* _What you need to do_: Filter the data below for the string "Octopus" and copy each matching line.

* _Input for this task_:
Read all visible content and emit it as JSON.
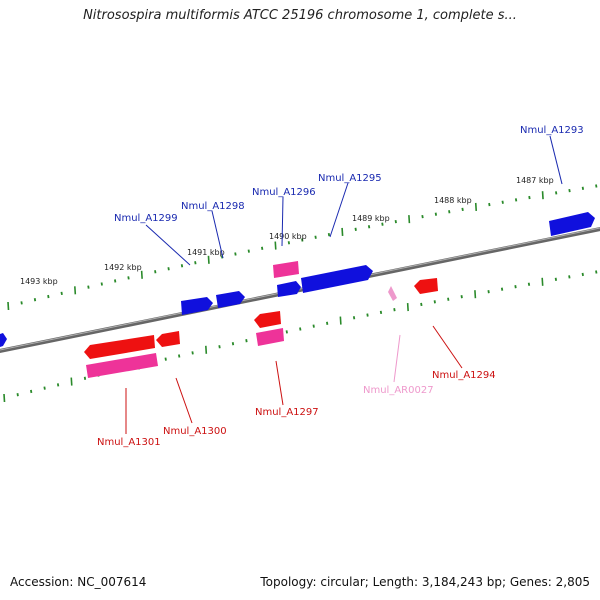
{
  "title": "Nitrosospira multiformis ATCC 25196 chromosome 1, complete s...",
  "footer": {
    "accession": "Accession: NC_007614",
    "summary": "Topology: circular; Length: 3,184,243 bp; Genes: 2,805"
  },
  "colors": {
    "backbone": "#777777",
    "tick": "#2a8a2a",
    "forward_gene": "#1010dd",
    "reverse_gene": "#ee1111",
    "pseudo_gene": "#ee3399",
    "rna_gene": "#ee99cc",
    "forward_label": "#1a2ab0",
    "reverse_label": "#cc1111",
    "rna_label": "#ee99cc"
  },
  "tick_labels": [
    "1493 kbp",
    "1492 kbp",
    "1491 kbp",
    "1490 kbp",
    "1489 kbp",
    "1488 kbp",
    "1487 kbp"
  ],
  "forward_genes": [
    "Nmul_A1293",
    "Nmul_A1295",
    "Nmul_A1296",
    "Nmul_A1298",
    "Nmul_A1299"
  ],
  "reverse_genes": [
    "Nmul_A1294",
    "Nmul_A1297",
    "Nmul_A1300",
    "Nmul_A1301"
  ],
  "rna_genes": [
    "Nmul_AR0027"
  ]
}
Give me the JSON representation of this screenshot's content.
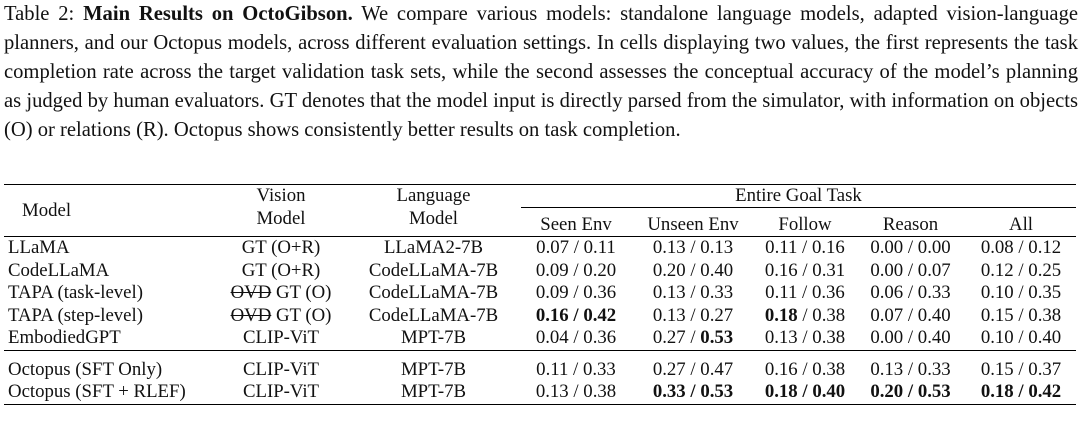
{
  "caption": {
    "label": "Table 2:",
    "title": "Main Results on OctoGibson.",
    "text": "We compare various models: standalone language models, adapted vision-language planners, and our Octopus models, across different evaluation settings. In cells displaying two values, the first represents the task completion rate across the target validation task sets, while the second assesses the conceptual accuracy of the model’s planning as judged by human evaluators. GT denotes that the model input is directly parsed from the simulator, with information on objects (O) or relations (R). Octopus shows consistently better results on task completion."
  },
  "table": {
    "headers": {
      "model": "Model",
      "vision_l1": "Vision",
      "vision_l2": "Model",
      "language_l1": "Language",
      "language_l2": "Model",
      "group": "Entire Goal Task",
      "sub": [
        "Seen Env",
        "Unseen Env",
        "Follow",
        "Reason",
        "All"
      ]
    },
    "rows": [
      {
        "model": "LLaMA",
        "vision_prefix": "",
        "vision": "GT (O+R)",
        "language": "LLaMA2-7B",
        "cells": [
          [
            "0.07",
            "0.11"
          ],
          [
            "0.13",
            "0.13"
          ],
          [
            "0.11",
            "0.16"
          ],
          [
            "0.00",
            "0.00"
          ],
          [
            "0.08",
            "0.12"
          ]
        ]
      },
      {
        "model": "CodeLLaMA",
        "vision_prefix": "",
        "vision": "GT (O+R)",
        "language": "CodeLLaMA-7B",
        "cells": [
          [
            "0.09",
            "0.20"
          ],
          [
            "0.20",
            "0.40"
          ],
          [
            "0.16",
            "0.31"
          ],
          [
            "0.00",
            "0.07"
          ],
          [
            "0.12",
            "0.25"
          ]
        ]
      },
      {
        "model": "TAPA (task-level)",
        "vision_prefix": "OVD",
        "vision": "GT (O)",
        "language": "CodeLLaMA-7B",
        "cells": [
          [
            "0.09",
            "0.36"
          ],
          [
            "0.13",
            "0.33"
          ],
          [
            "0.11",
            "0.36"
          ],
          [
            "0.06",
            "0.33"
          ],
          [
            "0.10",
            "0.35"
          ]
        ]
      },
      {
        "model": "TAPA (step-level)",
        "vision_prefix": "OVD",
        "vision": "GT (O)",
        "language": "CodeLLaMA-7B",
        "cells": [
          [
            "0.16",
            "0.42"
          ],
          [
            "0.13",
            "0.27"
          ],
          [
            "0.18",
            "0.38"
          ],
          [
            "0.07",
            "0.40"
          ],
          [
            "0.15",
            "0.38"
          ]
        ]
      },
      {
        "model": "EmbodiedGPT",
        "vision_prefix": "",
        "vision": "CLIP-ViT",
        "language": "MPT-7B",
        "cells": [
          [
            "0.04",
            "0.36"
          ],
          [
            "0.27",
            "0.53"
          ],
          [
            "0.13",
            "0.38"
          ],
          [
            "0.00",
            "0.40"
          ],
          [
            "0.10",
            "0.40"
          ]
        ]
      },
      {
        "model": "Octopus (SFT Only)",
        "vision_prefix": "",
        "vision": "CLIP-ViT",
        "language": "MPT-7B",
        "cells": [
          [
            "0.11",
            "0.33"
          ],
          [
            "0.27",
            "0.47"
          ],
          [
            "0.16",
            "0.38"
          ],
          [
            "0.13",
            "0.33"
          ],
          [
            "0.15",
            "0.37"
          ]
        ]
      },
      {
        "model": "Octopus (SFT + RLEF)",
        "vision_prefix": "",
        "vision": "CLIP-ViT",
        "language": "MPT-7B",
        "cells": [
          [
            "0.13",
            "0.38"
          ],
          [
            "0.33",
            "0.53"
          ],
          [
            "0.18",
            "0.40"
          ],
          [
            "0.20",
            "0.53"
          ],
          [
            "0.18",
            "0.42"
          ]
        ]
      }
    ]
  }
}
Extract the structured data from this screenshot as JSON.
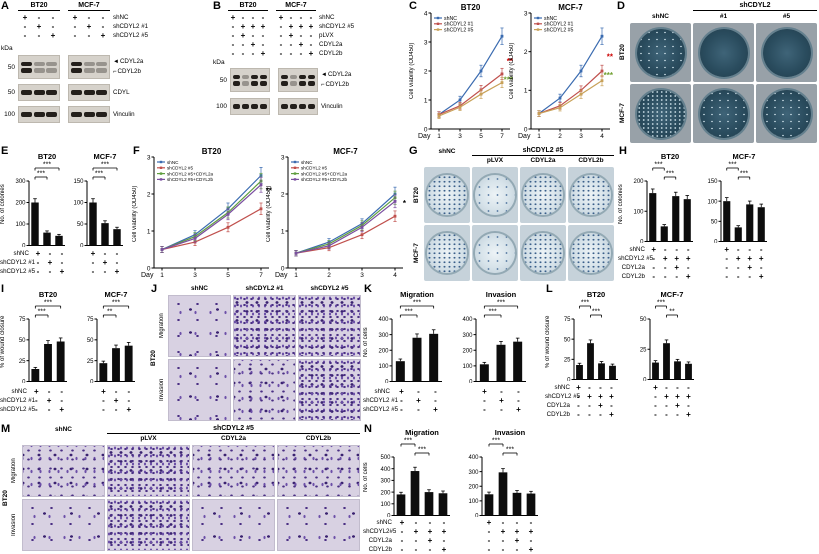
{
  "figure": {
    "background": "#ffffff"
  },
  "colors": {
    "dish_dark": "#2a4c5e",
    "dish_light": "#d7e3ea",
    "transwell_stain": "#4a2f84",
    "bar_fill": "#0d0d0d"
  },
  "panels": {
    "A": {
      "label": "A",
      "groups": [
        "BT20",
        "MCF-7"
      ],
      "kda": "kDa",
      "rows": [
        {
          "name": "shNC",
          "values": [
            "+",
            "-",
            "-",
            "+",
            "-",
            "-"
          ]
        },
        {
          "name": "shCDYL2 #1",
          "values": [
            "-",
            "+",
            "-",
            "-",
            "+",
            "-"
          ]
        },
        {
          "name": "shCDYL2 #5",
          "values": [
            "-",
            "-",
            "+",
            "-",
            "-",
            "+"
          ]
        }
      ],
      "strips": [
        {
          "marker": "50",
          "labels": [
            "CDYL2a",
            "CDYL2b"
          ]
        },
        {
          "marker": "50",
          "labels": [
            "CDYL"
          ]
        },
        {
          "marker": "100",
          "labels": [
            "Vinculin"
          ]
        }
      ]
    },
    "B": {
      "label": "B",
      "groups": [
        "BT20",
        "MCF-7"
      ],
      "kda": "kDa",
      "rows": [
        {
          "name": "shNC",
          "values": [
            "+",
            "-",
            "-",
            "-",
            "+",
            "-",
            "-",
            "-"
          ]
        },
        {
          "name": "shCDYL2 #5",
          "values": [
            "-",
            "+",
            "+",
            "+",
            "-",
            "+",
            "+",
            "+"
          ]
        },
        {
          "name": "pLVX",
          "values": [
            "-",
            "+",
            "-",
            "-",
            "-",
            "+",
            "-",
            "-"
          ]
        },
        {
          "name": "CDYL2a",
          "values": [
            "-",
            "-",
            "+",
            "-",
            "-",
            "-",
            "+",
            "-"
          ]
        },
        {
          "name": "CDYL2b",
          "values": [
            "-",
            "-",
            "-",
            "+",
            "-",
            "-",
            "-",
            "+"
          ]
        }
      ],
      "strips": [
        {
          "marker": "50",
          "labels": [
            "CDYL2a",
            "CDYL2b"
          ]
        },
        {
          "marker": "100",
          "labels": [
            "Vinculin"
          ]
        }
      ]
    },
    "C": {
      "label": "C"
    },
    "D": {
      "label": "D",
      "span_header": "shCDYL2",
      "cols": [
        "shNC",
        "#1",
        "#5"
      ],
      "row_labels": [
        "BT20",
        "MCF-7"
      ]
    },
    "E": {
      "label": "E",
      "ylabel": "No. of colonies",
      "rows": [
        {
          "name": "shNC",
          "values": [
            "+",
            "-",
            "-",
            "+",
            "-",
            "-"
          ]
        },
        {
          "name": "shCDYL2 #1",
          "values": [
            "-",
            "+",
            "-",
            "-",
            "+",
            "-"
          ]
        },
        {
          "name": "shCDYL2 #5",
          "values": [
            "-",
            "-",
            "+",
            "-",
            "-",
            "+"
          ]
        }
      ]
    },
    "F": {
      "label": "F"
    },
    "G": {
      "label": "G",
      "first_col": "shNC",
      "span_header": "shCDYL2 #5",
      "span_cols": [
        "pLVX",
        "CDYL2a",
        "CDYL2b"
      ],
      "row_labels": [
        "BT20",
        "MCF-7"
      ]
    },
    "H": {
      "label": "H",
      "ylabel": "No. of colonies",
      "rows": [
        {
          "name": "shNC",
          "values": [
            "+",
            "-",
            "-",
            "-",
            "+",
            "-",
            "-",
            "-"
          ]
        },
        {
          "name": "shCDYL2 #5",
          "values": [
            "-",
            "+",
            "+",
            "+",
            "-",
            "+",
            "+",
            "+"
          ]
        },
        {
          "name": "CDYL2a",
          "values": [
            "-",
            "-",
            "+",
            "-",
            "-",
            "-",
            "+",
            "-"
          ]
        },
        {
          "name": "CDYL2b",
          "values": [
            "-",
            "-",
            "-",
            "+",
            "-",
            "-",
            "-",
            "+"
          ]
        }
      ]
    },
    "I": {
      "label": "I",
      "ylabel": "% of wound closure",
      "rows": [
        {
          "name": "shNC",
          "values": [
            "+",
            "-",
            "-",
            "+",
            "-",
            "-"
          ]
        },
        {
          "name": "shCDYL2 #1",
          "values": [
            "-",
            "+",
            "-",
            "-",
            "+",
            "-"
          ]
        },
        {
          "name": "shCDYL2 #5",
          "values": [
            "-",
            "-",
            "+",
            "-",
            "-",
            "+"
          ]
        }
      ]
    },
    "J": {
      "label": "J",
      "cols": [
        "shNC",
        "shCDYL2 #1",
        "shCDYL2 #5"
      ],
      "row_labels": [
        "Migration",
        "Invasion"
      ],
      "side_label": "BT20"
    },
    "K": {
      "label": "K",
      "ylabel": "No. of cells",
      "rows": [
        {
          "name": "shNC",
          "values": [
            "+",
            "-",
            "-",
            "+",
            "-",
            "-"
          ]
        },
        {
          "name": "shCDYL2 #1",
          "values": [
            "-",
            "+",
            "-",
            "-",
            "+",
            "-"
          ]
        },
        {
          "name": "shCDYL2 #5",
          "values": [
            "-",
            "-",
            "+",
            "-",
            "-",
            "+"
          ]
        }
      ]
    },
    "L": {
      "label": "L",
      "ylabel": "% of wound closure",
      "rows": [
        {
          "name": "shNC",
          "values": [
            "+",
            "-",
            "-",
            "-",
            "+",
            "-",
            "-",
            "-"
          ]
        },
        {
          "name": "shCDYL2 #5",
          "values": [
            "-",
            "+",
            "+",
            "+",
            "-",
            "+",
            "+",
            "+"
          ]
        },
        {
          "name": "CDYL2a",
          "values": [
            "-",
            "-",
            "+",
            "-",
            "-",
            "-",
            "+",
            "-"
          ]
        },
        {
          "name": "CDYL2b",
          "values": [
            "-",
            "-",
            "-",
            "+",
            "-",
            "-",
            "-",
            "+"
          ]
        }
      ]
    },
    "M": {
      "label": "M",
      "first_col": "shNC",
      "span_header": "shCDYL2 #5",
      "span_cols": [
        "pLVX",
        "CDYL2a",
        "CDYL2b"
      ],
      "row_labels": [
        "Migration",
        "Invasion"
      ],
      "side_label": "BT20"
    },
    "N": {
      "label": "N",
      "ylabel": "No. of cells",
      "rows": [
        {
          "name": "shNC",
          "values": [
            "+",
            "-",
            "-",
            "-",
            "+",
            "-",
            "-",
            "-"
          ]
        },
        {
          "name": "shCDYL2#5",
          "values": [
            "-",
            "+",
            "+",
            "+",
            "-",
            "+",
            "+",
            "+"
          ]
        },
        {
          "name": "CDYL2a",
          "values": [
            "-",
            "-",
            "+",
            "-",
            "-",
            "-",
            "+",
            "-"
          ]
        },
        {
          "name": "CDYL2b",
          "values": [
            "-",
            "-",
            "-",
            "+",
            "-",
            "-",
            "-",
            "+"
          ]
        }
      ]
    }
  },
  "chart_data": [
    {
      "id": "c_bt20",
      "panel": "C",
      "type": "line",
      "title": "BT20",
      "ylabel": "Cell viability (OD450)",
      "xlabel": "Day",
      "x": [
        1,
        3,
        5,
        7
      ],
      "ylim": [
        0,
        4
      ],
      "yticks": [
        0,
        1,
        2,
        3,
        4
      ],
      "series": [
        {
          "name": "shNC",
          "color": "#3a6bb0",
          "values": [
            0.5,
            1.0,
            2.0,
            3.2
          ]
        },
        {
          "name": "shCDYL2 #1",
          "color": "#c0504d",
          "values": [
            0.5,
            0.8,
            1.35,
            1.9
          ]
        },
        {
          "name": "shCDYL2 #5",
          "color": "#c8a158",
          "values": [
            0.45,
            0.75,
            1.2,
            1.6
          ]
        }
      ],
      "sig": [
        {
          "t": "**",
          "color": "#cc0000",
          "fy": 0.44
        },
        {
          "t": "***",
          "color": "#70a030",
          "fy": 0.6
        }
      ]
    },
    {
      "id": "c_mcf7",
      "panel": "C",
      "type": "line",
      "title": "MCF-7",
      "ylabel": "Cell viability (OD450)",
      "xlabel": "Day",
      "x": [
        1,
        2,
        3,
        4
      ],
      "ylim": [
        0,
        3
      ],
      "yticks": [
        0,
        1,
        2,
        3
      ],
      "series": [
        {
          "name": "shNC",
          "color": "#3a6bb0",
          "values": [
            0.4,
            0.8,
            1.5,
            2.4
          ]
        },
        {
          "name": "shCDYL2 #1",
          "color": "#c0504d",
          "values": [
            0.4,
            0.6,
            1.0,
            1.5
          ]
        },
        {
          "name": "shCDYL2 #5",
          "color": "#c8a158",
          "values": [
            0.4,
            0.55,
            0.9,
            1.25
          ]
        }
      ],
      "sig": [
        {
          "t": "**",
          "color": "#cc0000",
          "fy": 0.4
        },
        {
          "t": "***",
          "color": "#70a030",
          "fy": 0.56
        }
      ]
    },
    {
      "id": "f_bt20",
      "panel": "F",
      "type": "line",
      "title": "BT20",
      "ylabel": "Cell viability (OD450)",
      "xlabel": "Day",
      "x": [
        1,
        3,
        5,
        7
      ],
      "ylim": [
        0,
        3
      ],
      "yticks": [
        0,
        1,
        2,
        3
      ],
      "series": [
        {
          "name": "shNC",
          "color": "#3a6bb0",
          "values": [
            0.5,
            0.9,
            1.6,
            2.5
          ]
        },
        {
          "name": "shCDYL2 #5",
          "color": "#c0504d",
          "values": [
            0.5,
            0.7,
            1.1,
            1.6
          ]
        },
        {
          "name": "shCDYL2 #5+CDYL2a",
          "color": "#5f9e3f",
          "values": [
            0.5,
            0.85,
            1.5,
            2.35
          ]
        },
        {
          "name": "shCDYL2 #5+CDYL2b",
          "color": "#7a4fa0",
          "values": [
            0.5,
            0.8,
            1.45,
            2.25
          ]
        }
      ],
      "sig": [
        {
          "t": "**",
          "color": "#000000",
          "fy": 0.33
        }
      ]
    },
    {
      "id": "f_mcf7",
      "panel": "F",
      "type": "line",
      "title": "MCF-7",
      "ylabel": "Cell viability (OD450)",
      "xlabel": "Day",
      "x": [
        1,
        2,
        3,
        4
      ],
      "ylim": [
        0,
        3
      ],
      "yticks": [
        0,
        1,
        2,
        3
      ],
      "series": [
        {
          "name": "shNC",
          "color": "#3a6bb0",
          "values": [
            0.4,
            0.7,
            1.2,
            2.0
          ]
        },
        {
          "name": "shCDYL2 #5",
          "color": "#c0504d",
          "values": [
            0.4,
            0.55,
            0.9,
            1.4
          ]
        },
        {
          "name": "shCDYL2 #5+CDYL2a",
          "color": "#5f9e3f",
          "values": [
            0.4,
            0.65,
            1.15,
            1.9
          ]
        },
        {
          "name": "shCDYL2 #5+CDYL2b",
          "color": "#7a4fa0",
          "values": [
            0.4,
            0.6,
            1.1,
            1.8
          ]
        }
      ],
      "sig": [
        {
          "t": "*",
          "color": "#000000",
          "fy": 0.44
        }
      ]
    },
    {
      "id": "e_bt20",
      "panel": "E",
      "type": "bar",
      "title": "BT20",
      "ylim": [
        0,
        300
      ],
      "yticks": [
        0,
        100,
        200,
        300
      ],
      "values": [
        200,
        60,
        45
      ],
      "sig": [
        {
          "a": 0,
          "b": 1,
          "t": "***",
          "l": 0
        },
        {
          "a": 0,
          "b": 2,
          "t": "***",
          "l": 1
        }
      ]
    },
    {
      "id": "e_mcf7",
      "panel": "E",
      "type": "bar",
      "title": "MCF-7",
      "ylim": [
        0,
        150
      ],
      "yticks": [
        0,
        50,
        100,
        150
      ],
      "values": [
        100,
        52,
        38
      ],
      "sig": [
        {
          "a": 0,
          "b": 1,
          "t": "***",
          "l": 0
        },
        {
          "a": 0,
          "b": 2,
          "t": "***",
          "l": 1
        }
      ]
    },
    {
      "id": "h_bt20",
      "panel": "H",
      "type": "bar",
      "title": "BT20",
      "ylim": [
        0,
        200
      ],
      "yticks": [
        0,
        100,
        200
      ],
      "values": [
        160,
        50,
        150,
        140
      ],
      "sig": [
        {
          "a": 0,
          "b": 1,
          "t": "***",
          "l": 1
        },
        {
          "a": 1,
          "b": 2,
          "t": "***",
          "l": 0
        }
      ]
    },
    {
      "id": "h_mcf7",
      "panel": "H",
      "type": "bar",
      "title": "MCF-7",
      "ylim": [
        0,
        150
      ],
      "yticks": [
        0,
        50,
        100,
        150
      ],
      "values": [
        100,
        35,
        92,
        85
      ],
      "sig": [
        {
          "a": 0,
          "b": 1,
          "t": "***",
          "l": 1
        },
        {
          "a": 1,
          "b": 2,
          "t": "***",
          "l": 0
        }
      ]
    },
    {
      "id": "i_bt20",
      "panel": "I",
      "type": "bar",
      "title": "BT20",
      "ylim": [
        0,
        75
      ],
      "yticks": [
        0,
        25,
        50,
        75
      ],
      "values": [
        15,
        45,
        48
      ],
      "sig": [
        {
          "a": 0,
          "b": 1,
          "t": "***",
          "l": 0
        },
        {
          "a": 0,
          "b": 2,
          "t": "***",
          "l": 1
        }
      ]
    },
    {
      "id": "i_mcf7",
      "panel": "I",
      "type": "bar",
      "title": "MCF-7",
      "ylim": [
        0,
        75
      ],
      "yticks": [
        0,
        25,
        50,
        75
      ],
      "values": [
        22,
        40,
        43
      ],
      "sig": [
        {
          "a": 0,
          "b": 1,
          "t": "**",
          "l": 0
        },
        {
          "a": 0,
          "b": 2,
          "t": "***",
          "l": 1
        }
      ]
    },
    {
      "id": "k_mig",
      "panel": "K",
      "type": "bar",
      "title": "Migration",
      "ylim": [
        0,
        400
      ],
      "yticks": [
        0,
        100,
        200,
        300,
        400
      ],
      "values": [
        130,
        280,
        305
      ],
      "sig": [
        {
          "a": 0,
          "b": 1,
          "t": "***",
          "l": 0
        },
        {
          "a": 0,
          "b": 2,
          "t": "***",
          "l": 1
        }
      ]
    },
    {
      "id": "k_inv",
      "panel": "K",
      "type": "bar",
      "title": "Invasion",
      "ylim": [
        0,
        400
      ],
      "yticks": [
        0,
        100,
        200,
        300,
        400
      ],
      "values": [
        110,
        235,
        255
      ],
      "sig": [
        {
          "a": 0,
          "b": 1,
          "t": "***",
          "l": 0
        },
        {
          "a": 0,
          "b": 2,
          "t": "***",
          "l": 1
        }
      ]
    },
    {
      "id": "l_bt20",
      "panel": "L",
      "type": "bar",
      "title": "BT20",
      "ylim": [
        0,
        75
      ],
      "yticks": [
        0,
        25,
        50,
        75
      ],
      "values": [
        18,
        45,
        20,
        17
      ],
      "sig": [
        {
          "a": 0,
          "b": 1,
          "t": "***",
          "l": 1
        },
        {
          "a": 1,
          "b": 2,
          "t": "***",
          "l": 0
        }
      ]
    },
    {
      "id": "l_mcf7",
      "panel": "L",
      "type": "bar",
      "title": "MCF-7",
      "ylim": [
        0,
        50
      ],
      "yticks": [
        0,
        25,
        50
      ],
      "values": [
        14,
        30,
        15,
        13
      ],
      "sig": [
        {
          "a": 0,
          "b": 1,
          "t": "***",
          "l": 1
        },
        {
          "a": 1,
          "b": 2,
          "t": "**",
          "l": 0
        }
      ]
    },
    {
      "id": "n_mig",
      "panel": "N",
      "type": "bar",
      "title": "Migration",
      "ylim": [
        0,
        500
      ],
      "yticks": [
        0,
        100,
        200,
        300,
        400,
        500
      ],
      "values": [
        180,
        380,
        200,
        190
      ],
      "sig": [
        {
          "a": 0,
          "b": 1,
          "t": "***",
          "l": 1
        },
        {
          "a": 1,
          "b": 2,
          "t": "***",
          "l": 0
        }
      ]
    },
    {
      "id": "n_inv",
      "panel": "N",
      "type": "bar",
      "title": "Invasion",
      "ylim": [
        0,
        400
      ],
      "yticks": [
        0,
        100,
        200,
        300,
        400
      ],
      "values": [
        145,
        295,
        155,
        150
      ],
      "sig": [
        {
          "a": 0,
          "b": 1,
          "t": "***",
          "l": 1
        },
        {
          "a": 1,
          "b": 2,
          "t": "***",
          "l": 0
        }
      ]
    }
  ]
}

* _Finished task_:
    "text": "We compare various models: standalone language models, adapted vision-language planners, and our Octopus models, across different evaluation settings. In cells displaying two values, the first represents the task completion rate across the target validation task sets, while the second assesses the conceptual accuracy of the model’s planning as judged by human evaluators. GT denotes that the model input is directly parsed from the simulator, with information on objects (O) or relations (R). Octopus shows consistently better results on task completion."
        "model": "Octopus (SFT Only)",
        "model": "Octopus (SFT + RLEF)",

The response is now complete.